─── TASK DATA ───

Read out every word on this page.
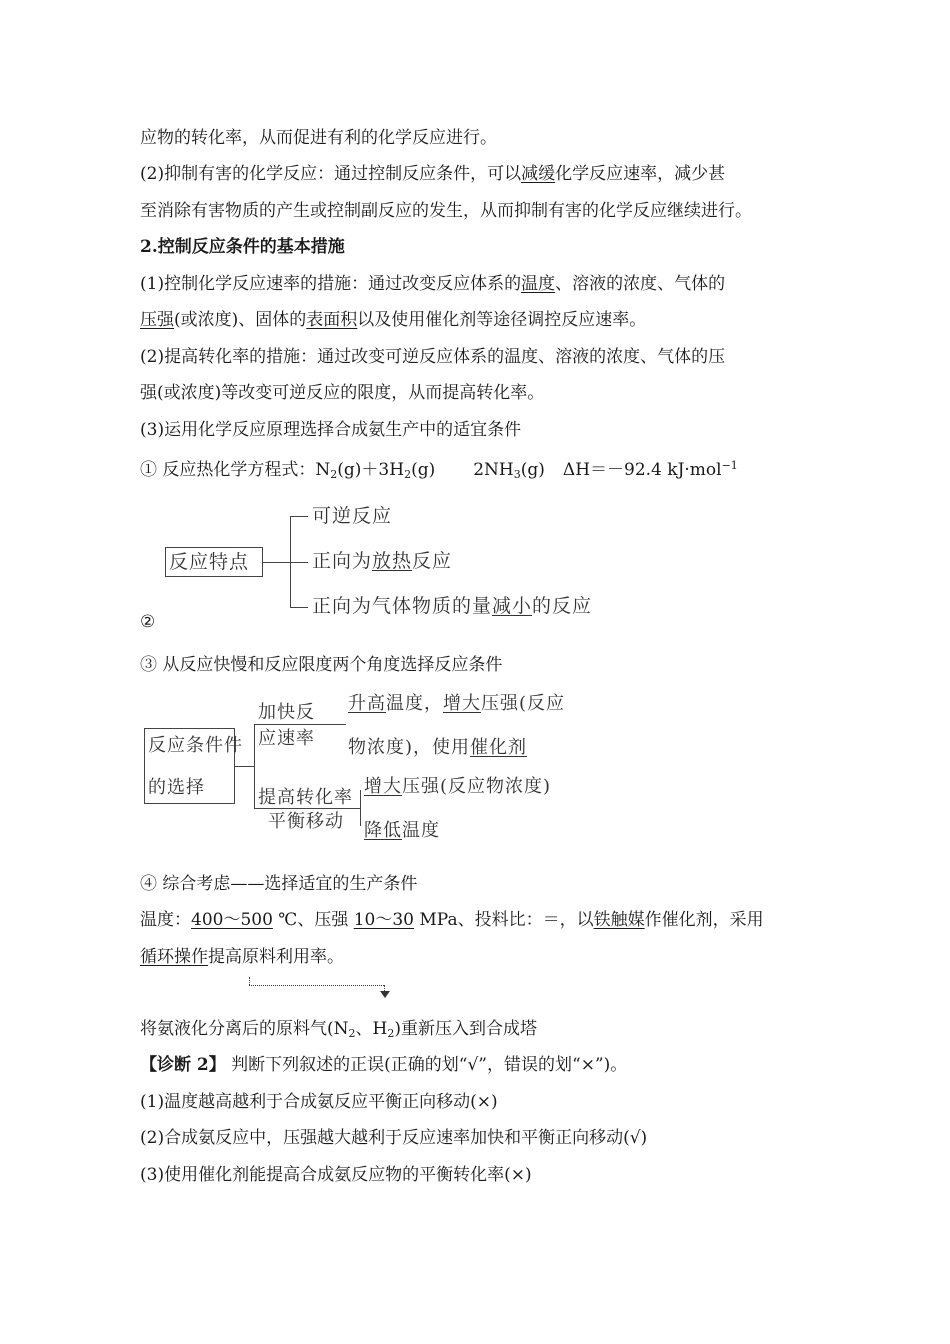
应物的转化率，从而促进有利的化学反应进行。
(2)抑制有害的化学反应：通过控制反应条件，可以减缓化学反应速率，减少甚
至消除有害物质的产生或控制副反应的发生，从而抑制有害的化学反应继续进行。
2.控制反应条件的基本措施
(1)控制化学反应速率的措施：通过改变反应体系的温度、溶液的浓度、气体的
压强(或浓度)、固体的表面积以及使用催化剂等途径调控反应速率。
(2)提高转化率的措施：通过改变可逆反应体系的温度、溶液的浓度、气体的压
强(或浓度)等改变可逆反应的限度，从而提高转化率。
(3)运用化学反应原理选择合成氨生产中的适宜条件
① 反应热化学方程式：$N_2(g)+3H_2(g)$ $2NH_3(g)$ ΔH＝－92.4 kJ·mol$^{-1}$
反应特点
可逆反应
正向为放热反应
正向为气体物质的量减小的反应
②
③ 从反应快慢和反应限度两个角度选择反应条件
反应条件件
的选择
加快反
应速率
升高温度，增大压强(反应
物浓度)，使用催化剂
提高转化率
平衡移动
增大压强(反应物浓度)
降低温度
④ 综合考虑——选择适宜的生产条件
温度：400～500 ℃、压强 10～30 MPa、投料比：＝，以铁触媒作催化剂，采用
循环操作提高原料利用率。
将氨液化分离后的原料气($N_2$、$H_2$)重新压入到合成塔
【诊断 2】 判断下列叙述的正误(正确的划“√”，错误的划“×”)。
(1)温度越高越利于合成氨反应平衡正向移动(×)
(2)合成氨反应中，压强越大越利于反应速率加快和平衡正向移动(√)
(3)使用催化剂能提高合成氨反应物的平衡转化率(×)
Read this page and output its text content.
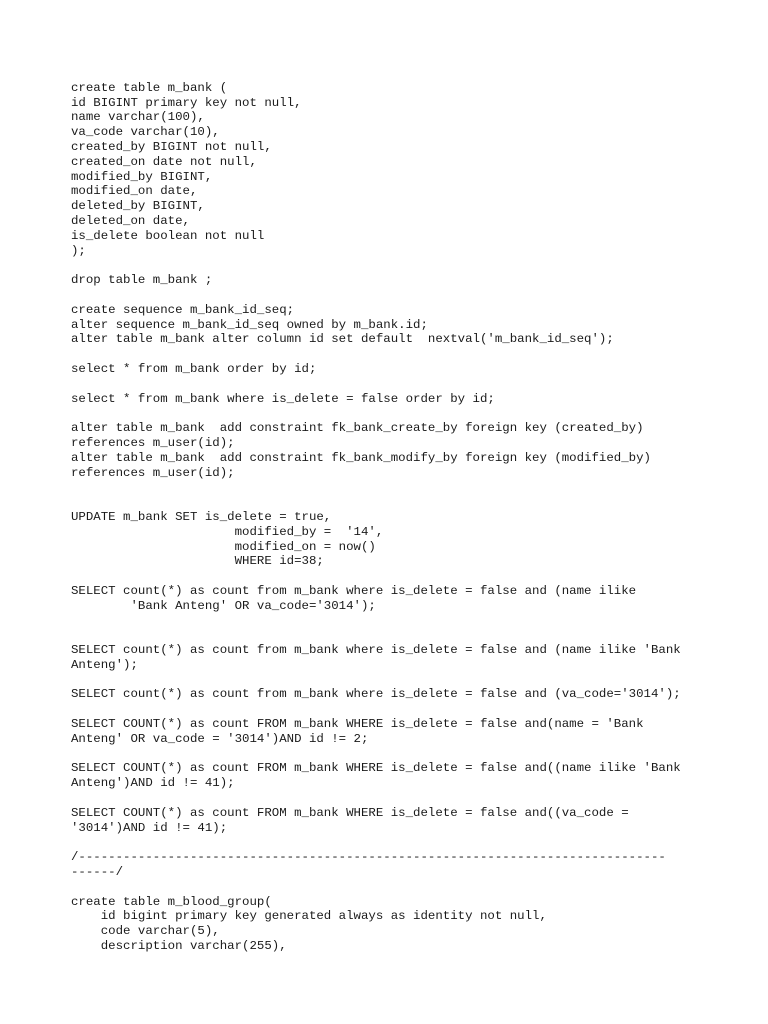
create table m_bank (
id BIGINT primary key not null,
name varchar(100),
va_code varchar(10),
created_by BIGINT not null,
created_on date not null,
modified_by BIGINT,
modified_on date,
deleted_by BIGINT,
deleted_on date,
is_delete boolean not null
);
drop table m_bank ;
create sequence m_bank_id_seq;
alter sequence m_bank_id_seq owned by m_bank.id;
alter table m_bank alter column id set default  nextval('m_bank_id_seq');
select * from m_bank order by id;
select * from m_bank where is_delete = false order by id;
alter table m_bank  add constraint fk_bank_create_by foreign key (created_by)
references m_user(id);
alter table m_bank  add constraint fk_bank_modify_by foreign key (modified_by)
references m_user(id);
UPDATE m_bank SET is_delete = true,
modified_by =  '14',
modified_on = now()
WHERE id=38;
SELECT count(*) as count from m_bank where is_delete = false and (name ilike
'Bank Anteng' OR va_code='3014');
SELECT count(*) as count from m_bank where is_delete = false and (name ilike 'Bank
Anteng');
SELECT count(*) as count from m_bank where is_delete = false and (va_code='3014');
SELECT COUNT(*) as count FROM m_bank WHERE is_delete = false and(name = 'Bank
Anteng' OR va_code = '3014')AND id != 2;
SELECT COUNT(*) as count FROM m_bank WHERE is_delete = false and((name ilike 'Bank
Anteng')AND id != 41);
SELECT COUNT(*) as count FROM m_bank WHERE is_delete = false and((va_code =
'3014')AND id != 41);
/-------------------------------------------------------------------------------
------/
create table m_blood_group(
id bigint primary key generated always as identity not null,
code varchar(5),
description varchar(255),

───

Extract every line containing the string "Anteng" from the material.

'Bank Anteng' OR va_code='3014');
Anteng');
Anteng' OR va_code = '3014')AND id != 2;
Anteng')AND id != 41);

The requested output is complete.